*GIVEN RECORDS*:
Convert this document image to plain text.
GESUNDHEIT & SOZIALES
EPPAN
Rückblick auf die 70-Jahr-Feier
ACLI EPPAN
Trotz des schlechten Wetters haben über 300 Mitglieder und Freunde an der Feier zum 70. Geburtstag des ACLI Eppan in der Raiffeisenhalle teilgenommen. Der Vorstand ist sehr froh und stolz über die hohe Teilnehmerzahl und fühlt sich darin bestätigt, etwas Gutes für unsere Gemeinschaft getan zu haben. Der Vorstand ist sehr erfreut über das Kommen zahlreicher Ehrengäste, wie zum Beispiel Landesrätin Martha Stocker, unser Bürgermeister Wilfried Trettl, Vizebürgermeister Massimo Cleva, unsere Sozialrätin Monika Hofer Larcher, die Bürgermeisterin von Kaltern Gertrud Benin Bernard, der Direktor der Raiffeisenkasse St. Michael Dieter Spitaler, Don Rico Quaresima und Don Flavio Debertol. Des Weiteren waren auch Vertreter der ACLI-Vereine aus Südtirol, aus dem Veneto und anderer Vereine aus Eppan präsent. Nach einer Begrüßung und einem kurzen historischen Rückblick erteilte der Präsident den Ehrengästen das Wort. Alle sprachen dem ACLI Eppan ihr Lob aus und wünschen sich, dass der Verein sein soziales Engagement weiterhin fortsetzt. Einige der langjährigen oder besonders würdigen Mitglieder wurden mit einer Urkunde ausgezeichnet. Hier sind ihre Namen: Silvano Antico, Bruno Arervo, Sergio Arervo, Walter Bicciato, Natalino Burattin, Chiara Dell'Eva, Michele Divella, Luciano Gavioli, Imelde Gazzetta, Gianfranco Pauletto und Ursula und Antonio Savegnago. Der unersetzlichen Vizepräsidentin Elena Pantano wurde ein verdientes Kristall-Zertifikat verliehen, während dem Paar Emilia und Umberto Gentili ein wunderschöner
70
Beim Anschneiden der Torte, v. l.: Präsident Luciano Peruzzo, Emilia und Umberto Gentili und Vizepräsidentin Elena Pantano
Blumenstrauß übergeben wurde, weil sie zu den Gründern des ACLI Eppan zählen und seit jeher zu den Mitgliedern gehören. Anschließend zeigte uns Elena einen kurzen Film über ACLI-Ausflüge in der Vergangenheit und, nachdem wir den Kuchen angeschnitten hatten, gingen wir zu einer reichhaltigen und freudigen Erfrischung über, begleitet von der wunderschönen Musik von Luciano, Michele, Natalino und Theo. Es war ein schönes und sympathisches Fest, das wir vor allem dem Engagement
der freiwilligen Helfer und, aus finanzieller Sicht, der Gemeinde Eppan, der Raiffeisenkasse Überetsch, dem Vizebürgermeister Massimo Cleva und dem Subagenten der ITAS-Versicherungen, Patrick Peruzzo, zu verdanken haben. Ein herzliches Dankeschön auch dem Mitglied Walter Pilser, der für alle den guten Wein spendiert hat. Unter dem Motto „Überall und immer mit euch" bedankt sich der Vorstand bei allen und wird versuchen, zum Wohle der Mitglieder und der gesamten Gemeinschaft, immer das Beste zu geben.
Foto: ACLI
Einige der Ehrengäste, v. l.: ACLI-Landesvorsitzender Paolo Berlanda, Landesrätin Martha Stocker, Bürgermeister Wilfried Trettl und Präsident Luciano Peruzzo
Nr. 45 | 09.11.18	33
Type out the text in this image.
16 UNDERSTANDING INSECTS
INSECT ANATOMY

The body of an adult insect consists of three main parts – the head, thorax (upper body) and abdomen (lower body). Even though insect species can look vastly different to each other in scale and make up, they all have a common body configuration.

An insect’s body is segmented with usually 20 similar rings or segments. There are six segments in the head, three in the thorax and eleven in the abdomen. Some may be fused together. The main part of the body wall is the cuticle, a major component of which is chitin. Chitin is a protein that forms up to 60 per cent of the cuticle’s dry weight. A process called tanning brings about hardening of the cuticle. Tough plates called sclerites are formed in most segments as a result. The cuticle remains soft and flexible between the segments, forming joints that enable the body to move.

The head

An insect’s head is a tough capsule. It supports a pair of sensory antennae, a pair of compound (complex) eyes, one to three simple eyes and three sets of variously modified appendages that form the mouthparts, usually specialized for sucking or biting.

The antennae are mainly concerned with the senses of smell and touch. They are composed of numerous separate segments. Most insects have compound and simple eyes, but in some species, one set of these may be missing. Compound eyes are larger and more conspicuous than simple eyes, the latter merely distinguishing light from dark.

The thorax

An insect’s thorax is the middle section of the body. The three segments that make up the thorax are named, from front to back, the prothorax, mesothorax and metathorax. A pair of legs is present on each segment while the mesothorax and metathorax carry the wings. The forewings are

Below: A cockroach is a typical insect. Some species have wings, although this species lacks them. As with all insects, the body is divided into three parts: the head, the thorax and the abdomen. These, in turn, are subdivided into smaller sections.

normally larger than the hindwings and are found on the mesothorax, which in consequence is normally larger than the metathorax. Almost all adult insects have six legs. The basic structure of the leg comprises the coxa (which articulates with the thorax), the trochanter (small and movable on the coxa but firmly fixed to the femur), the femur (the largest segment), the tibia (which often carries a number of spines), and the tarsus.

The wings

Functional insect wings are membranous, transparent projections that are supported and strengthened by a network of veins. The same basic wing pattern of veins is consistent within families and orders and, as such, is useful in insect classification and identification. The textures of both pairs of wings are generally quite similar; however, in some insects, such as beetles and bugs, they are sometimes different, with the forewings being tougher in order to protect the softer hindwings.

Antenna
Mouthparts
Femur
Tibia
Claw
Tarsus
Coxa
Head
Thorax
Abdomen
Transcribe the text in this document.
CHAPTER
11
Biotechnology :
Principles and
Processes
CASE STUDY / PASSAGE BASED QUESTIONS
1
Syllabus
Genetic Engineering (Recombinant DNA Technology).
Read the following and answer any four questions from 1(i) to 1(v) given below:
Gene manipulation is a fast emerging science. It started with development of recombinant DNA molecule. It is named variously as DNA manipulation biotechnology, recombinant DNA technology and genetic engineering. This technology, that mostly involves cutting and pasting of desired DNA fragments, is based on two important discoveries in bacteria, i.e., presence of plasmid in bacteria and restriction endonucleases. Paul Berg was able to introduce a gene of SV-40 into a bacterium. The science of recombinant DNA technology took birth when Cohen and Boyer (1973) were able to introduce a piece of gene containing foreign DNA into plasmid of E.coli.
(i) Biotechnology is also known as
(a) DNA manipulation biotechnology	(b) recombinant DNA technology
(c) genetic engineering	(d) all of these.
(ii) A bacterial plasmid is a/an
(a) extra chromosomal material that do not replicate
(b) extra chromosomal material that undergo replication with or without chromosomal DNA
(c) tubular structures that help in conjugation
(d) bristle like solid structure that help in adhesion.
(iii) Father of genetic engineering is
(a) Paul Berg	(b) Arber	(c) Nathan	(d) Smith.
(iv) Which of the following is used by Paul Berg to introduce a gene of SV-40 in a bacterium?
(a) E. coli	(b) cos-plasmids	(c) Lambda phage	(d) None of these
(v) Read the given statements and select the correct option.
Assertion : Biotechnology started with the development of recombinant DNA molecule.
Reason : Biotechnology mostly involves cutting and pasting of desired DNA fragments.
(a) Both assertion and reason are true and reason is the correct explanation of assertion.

*WORK TO COMPLETE*: In this exercise, reproduce the material word for word, in full.

*ANSWER AREA*:
Convert this document image to plain text.
GESUNDHEIT & SOZIALES
EPPAN
Rückblick auf die 70-Jahr-Feier
ACLI EPPAN
Trotz des schlechten Wetters haben über 300 Mitglieder und Freunde an der Feier zum 70. Geburtstag des ACLI Eppan in der Raiffeisenhalle teilgenommen. Der Vorstand ist sehr froh und stolz über die hohe Teilnehmerzahl und fühlt sich darin bestätigt, etwas Gutes für unsere Gemeinschaft getan zu haben. Der Vorstand ist sehr erfreut über das Kommen zahlreicher Ehrengäste, wie zum Beispiel Landesrätin Martha Stocker, unser Bürgermeister Wilfried Trettl, Vizebürgermeister Massimo Cleva, unsere Sozialrätin Monika Hofer Larcher, die Bürgermeisterin von Kaltern Gertrud Benin Bernard, der Direktor der Raiffeisenkasse St. Michael Dieter Spitaler, Don Rico Quaresima und Don Flavio Debertol. Des Weiteren waren auch Vertreter der ACLI-Vereine aus Südtirol, aus dem Veneto und anderer Vereine aus Eppan präsent. Nach einer Begrüßung und einem kurzen historischen Rückblick erteilte der Präsident den Ehrengästen das Wort. Alle sprachen dem ACLI Eppan ihr Lob aus und wünschen sich, dass der Verein sein soziales Engagement weiterhin fortsetzt. Einige der langjährigen oder besonders würdigen Mitglieder wurden mit einer Urkunde ausgezeichnet. Hier sind ihre Namen: Silvano Antico, Bruno Arervo, Sergio Arervo, Walter Bicciato, Natalino Burattin, Chiara Dell'Eva, Michele Divella, Luciano Gavioli, Imelde Gazzetta, Gianfranco Pauletto und Ursula und Antonio Savegnago. Der unersetzlichen Vizepräsidentin Elena Pantano wurde ein verdientes Kristall-Zertifikat verliehen, während dem Paar Emilia und Umberto Gentili ein wunderschöner
70
Beim Anschneiden der Torte, v. l.: Präsident Luciano Peruzzo, Emilia und Umberto Gentili und Vizepräsidentin Elena Pantano
Blumenstrauß übergeben wurde, weil sie zu den Gründern des ACLI Eppan zählen und seit jeher zu den Mitgliedern gehören. Anschließend zeigte uns Elena einen kurzen Film über ACLI-Ausflüge in der Vergangenheit und, nachdem wir den Kuchen angeschnitten hatten, gingen wir zu einer reichhaltigen und freudigen Erfrischung über, begleitet von der wunderschönen Musik von Luciano, Michele, Natalino und Theo. Es war ein schönes und sympathisches Fest, das wir vor allem dem Engagement
der freiwilligen Helfer und, aus finanzieller Sicht, der Gemeinde Eppan, der Raiffeisenkasse Überetsch, dem Vizebürgermeister Massimo Cleva und dem Subagenten der ITAS-Versicherungen, Patrick Peruzzo, zu verdanken haben. Ein herzliches Dankeschön auch dem Mitglied Walter Pilser, der für alle den guten Wein spendiert hat. Unter dem Motto „Überall und immer mit euch" bedankt sich der Vorstand bei allen und wird versuchen, zum Wohle der Mitglieder und der gesamten Gemeinschaft, immer das Beste zu geben.
Foto: ACLI
Einige der Ehrengäste, v. l.: ACLI-Landesvorsitzender Paolo Berlanda, Landesrätin Martha Stocker, Bürgermeister Wilfried Trettl und Präsident Luciano Peruzzo
Nr. 45 | 09.11.18	33
Type out the text in this image.
16 UNDERSTANDING INSECTS
INSECT ANATOMY

The body of an adult insect consists of three main parts – the head, thorax (upper body) and abdomen (lower body). Even though insect species can look vastly different to each other in scale and make up, they all have a common body configuration.

An insect’s body is segmented with usually 20 similar rings or segments. There are six segments in the head, three in the thorax and eleven in the abdomen. Some may be fused together. The main part of the body wall is the cuticle, a major component of which is chitin. Chitin is a protein that forms up to 60 per cent of the cuticle’s dry weight. A process called tanning brings about hardening of the cuticle. Tough plates called sclerites are formed in most segments as a result. The cuticle remains soft and flexible between the segments, forming joints that enable the body to move.

The head

An insect’s head is a tough capsule. It supports a pair of sensory antennae, a pair of compound (complex) eyes, one to three simple eyes and three sets of variously modified appendages that form the mouthparts, usually specialized for sucking or biting.

The antennae are mainly concerned with the senses of smell and touch. They are composed of numerous separate segments. Most insects have compound and simple eyes, but in some species, one set of these may be missing. Compound eyes are larger and more conspicuous than simple eyes, the latter merely distinguishing light from dark.

The thorax

An insect’s thorax is the middle section of the body. The three segments that make up the thorax are named, from front to back, the prothorax, mesothorax and metathorax. A pair of legs is present on each segment while the mesothorax and metathorax carry the wings. The forewings are

Below: A cockroach is a typical insect. Some species have wings, although this species lacks them. As with all insects, the body is divided into three parts: the head, the thorax and the abdomen. These, in turn, are subdivided into smaller sections.

normally larger than the hindwings and are found on the mesothorax, which in consequence is normally larger than the metathorax. Almost all adult insects have six legs. The basic structure of the leg comprises the coxa (which articulates with the thorax), the trochanter (small and movable on the coxa but firmly fixed to the femur), the femur (the largest segment), the tibia (which often carries a number of spines), and the tarsus.

The wings

Functional insect wings are membranous, transparent projections that are supported and strengthened by a network of veins. The same basic wing pattern of veins is consistent within families and orders and, as such, is useful in insect classification and identification. The textures of both pairs of wings are generally quite similar; however, in some insects, such as beetles and bugs, they are sometimes different, with the forewings being tougher in order to protect the softer hindwings.

Antenna
Mouthparts
Femur
Tibia
Claw
Tarsus
Coxa
Head
Thorax
Abdomen
Transcribe the text in this document.
CHAPTER
11
Biotechnology :
Principles and
Processes
CASE STUDY / PASSAGE BASED QUESTIONS
1
Syllabus
Genetic Engineering (Recombinant DNA Technology).
Read the following and answer any four questions from 1(i) to 1(v) given below:
Gene manipulation is a fast emerging science. It started with development of recombinant DNA molecule. It is named variously as DNA manipulation biotechnology, recombinant DNA technology and genetic engineering. This technology, that mostly involves cutting and pasting of desired DNA fragments, is based on two important discoveries in bacteria, i.e., presence of plasmid in bacteria and restriction endonucleases. Paul Berg was able to introduce a gene of SV-40 into a bacterium. The science of recombinant DNA technology took birth when Cohen and Boyer (1973) were able to introduce a piece of gene containing foreign DNA into plasmid of E.coli.
(i) Biotechnology is also known as
(a) DNA manipulation biotechnology	(b) recombinant DNA technology
(c) genetic engineering	(d) all of these.
(ii) A bacterial plasmid is a/an
(a) extra chromosomal material that do not replicate
(b) extra chromosomal material that undergo replication with or without chromosomal DNA
(c) tubular structures that help in conjugation
(d) bristle like solid structure that help in adhesion.
(iii) Father of genetic engineering is
(a) Paul Berg	(b) Arber	(c) Nathan	(d) Smith.
(iv) Which of the following is used by Paul Berg to introduce a gene of SV-40 in a bacterium?
(a) E. coli	(b) cos-plasmids	(c) Lambda phage	(d) None of these
(v) Read the given statements and select the correct option.
Assertion : Biotechnology started with the development of recombinant DNA molecule.
Reason : Biotechnology mostly involves cutting and pasting of desired DNA fragments.
(a) Both assertion and reason are true and reason is the correct explanation of assertion.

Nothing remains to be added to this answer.